### To be done:
Find each line containing the string "checked". Copy it.

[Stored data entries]
• • • • • • •

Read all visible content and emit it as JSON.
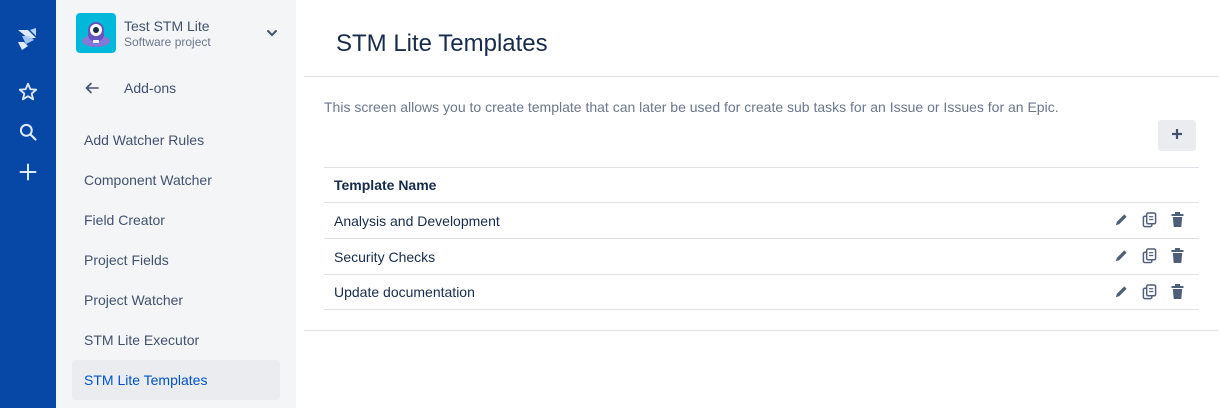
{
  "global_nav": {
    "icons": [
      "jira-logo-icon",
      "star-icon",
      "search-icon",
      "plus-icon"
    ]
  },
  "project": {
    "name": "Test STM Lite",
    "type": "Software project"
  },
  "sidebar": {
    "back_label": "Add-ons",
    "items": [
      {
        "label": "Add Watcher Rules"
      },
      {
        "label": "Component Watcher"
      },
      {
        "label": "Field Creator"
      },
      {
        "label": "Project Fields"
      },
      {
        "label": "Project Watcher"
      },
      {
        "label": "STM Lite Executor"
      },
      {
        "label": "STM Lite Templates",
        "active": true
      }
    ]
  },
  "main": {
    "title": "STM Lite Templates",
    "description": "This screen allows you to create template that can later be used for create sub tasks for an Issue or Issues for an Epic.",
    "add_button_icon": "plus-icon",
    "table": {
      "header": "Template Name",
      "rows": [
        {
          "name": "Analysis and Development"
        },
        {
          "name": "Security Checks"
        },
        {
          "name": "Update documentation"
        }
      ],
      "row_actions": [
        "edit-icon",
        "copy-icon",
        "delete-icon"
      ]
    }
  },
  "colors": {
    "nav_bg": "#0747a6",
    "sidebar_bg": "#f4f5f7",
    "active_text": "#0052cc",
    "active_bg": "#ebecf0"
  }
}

• • • • • • •

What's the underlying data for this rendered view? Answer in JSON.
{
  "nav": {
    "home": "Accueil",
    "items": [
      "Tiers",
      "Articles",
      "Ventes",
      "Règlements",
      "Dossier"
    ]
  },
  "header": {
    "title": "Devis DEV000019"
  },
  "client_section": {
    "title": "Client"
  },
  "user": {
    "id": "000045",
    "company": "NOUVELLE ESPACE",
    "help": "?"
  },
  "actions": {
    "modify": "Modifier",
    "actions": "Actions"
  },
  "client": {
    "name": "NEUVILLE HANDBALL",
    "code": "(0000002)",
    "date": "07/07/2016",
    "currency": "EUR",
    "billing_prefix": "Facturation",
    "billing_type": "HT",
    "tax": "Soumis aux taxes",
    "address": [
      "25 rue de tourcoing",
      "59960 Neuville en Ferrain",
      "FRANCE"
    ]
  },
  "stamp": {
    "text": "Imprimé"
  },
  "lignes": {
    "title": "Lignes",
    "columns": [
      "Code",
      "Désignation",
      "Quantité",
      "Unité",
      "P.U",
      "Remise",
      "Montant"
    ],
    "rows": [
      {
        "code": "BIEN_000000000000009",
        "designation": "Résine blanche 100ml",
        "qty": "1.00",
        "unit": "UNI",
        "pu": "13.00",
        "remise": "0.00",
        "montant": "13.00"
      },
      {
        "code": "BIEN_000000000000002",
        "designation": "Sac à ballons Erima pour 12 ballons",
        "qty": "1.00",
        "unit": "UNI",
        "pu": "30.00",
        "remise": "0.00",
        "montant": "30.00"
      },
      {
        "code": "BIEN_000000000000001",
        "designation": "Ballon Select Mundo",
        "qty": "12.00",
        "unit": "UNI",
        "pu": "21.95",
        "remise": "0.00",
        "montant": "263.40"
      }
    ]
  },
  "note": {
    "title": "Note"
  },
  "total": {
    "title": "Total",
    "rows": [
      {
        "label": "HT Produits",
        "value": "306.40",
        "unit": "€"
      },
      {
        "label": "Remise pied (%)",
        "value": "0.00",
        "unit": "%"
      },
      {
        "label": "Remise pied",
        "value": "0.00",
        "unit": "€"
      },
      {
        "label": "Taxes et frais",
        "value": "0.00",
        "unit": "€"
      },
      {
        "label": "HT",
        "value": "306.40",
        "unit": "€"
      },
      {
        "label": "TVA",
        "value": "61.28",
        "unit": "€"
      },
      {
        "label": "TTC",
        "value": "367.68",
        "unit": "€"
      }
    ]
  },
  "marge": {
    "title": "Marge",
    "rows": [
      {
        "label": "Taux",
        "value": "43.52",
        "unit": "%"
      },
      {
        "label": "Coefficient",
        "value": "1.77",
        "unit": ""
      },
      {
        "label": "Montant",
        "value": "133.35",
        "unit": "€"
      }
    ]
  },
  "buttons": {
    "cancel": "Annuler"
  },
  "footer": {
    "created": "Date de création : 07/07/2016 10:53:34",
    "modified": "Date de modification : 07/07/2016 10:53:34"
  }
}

• • • • • • •

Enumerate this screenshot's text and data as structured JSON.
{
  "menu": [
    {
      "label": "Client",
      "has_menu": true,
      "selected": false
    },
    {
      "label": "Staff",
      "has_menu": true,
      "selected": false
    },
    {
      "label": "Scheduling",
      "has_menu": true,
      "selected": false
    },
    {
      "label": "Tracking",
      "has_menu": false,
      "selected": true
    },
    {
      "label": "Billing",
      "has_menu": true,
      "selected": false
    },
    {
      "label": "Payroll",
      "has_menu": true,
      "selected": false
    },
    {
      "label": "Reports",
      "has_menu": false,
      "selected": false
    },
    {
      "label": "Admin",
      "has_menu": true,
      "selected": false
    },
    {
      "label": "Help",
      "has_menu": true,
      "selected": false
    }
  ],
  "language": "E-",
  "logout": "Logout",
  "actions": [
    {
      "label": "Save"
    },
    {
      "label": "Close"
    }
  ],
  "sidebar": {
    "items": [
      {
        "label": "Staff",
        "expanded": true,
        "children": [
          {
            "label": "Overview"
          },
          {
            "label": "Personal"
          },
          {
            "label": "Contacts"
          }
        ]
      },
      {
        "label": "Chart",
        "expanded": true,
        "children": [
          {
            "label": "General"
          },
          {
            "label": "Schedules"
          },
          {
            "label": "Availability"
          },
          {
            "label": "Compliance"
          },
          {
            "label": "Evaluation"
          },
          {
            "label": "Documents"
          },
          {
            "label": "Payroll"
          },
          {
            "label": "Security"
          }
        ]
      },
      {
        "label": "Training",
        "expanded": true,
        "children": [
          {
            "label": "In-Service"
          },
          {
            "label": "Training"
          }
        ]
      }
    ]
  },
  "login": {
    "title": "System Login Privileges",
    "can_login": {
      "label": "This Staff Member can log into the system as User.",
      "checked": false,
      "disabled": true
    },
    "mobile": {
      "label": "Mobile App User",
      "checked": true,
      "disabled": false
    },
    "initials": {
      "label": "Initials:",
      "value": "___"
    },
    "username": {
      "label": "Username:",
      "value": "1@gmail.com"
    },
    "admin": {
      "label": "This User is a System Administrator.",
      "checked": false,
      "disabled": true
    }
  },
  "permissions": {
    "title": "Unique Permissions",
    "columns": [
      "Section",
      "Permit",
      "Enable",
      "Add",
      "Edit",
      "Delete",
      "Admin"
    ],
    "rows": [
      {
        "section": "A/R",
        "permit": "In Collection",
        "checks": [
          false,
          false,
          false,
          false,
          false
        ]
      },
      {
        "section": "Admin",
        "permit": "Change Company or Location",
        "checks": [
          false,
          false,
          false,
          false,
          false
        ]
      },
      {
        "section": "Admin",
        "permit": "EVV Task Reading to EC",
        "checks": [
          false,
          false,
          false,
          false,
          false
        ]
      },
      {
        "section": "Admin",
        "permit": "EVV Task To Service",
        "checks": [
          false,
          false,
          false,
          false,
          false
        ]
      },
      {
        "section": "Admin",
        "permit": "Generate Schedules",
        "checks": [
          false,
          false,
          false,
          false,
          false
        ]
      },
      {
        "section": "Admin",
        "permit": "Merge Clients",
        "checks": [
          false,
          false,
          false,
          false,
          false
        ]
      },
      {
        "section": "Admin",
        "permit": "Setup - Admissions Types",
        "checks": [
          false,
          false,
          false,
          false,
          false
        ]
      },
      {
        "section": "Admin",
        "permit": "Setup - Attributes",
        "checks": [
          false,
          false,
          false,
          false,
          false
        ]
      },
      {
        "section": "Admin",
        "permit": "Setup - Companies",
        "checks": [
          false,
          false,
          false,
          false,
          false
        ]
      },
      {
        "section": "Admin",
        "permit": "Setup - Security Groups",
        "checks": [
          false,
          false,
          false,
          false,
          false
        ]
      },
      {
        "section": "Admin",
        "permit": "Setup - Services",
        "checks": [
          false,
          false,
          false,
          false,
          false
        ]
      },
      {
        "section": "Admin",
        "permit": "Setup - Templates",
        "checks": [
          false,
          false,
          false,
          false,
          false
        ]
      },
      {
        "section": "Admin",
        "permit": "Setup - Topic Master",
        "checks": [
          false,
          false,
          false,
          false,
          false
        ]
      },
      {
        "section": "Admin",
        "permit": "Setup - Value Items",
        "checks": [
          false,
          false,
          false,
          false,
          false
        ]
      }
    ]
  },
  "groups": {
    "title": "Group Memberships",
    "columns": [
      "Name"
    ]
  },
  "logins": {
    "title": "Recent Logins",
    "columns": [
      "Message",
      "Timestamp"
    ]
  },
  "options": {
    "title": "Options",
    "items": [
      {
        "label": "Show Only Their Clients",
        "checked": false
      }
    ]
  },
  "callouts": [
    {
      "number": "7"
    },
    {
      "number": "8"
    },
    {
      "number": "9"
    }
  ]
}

• • • • • • •

### Solution to the problem:
      "checked": false,
      "checked": true,
      "checked": false,
        "checked": false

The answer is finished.